— BEGIN —

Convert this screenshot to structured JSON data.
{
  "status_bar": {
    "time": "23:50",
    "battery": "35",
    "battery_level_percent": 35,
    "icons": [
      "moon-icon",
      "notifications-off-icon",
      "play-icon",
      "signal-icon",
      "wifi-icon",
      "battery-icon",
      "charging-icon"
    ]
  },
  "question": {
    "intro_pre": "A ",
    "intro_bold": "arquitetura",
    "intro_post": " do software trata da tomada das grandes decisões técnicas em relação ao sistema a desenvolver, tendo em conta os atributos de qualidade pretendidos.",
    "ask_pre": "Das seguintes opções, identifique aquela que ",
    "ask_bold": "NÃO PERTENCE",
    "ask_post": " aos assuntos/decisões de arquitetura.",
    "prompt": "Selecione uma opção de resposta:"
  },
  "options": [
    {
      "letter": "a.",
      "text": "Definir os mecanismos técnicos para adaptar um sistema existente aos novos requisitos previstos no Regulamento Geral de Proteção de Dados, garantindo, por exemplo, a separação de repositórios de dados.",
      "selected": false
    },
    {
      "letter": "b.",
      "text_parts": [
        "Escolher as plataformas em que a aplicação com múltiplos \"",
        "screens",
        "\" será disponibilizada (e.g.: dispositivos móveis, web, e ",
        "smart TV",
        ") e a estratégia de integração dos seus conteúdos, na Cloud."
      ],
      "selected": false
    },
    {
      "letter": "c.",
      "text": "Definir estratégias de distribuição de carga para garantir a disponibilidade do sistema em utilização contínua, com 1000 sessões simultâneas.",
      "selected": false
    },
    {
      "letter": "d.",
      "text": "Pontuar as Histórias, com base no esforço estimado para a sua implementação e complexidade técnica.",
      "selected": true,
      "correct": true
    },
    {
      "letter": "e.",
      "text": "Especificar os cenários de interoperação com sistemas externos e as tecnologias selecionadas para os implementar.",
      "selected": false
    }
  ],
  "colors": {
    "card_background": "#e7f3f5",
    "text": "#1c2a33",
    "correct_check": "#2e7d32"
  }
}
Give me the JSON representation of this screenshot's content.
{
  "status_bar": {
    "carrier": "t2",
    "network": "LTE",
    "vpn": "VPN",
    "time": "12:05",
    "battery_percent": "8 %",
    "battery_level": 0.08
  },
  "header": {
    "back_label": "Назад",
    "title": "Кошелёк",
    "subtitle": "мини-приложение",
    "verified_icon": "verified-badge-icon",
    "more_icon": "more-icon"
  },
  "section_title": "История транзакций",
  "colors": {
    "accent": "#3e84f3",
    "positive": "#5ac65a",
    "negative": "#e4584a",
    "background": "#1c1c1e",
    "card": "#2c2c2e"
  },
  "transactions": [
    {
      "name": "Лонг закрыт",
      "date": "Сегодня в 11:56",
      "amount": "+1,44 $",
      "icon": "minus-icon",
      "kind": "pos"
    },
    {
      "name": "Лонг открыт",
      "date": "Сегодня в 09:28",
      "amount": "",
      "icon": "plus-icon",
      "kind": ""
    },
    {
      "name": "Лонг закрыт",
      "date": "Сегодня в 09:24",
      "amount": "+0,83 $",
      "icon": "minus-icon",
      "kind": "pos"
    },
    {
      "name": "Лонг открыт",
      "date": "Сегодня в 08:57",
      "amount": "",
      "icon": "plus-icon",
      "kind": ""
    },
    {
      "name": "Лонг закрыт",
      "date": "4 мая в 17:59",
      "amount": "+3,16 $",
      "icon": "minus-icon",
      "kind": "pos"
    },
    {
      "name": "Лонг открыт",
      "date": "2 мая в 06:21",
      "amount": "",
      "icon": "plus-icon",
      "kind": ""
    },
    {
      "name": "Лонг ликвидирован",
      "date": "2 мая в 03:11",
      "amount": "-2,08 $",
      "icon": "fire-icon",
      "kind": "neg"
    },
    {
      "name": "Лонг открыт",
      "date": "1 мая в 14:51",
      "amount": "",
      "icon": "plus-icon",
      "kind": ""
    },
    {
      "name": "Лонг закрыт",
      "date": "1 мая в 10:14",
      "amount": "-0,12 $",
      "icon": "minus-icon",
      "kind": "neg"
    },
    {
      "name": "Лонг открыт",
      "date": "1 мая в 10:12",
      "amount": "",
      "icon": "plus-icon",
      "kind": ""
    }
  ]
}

— END —

Every entry must be retyped in full, exactly as given.

» **Complete answer**:
Convert this screenshot to structured JSON data.
{
  "status_bar": {
    "time": "23:50",
    "battery": "35",
    "battery_level_percent": 35,
    "icons": [
      "moon-icon",
      "notifications-off-icon",
      "play-icon",
      "signal-icon",
      "wifi-icon",
      "battery-icon",
      "charging-icon"
    ]
  },
  "question": {
    "intro_pre": "A ",
    "intro_bold": "arquitetura",
    "intro_post": " do software trata da tomada das grandes decisões técnicas em relação ao sistema a desenvolver, tendo em conta os atributos de qualidade pretendidos.",
    "ask_pre": "Das seguintes opções, identifique aquela que ",
    "ask_bold": "NÃO PERTENCE",
    "ask_post": " aos assuntos/decisões de arquitetura.",
    "prompt": "Selecione uma opção de resposta:"
  },
  "options": [
    {
      "letter": "a.",
      "text": "Definir os mecanismos técnicos para adaptar um sistema existente aos novos requisitos previstos no Regulamento Geral de Proteção de Dados, garantindo, por exemplo, a separação de repositórios de dados.",
      "selected": false
    },
    {
      "letter": "b.",
      "text_parts": [
        "Escolher as plataformas em que a aplicação com múltiplos \"",
        "screens",
        "\" será disponibilizada (e.g.: dispositivos móveis, web, e ",
        "smart TV",
        ") e a estratégia de integração dos seus conteúdos, na Cloud."
      ],
      "selected": false
    },
    {
      "letter": "c.",
      "text": "Definir estratégias de distribuição de carga para garantir a disponibilidade do sistema em utilização contínua, com 1000 sessões simultâneas.",
      "selected": false
    },
    {
      "letter": "d.",
      "text": "Pontuar as Histórias, com base no esforço estimado para a sua implementação e complexidade técnica.",
      "selected": true,
      "correct": true
    },
    {
      "letter": "e.",
      "text": "Especificar os cenários de interoperação com sistemas externos e as tecnologias selecionadas para os implementar.",
      "selected": false
    }
  ],
  "colors": {
    "card_background": "#e7f3f5",
    "text": "#1c2a33",
    "correct_check": "#2e7d32"
  }
}
Give me the JSON representation of this screenshot's content.
{
  "status_bar": {
    "carrier": "t2",
    "network": "LTE",
    "vpn": "VPN",
    "time": "12:05",
    "battery_percent": "8 %",
    "battery_level": 0.08
  },
  "header": {
    "back_label": "Назад",
    "title": "Кошелёк",
    "subtitle": "мини-приложение",
    "verified_icon": "verified-badge-icon",
    "more_icon": "more-icon"
  },
  "section_title": "История транзакций",
  "colors": {
    "accent": "#3e84f3",
    "positive": "#5ac65a",
    "negative": "#e4584a",
    "background": "#1c1c1e",
    "card": "#2c2c2e"
  },
  "transactions": [
    {
      "name": "Лонг закрыт",
      "date": "Сегодня в 11:56",
      "amount": "+1,44 $",
      "icon": "minus-icon",
      "kind": "pos"
    },
    {
      "name": "Лонг открыт",
      "date": "Сегодня в 09:28",
      "amount": "",
      "icon": "plus-icon",
      "kind": ""
    },
    {
      "name": "Лонг закрыт",
      "date": "Сегодня в 09:24",
      "amount": "+0,83 $",
      "icon": "minus-icon",
      "kind": "pos"
    },
    {
      "name": "Лонг открыт",
      "date": "Сегодня в 08:57",
      "amount": "",
      "icon": "plus-icon",
      "kind": ""
    },
    {
      "name": "Лонг закрыт",
      "date": "4 мая в 17:59",
      "amount": "+3,16 $",
      "icon": "minus-icon",
      "kind": "pos"
    },
    {
      "name": "Лонг открыт",
      "date": "2 мая в 06:21",
      "amount": "",
      "icon": "plus-icon",
      "kind": ""
    },
    {
      "name": "Лонг ликвидирован",
      "date": "2 мая в 03:11",
      "amount": "-2,08 $",
      "icon": "fire-icon",
      "kind": "neg"
    },
    {
      "name": "Лонг открыт",
      "date": "1 мая в 14:51",
      "amount": "",
      "icon": "plus-icon",
      "kind": ""
    },
    {
      "name": "Лонг закрыт",
      "date": "1 мая в 10:14",
      "amount": "-0,12 $",
      "icon": "minus-icon",
      "kind": "neg"
    },
    {
      "name": "Лонг открыт",
      "date": "1 мая в 10:12",
      "amount": "",
      "icon": "plus-icon",
      "kind": ""
    }
  ]
}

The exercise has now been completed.